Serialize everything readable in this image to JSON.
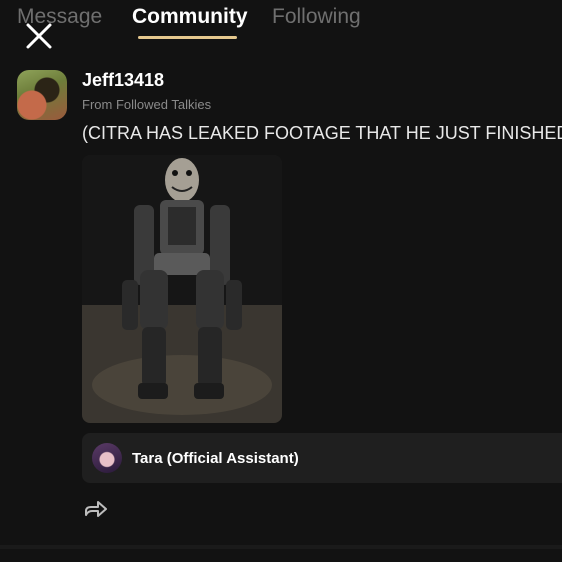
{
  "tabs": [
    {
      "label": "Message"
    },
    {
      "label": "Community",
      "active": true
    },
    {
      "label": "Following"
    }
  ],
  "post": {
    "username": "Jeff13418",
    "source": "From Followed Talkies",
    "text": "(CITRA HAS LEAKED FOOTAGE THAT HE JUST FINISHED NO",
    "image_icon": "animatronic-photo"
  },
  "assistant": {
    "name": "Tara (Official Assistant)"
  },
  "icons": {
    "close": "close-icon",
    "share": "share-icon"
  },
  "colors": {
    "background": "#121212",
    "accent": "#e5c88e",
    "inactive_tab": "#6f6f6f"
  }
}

Set exercise »
Show every line where the string "label" appears.

Exercise response »
      "label": "Message"
      "label": "Community",
      "label": "Following"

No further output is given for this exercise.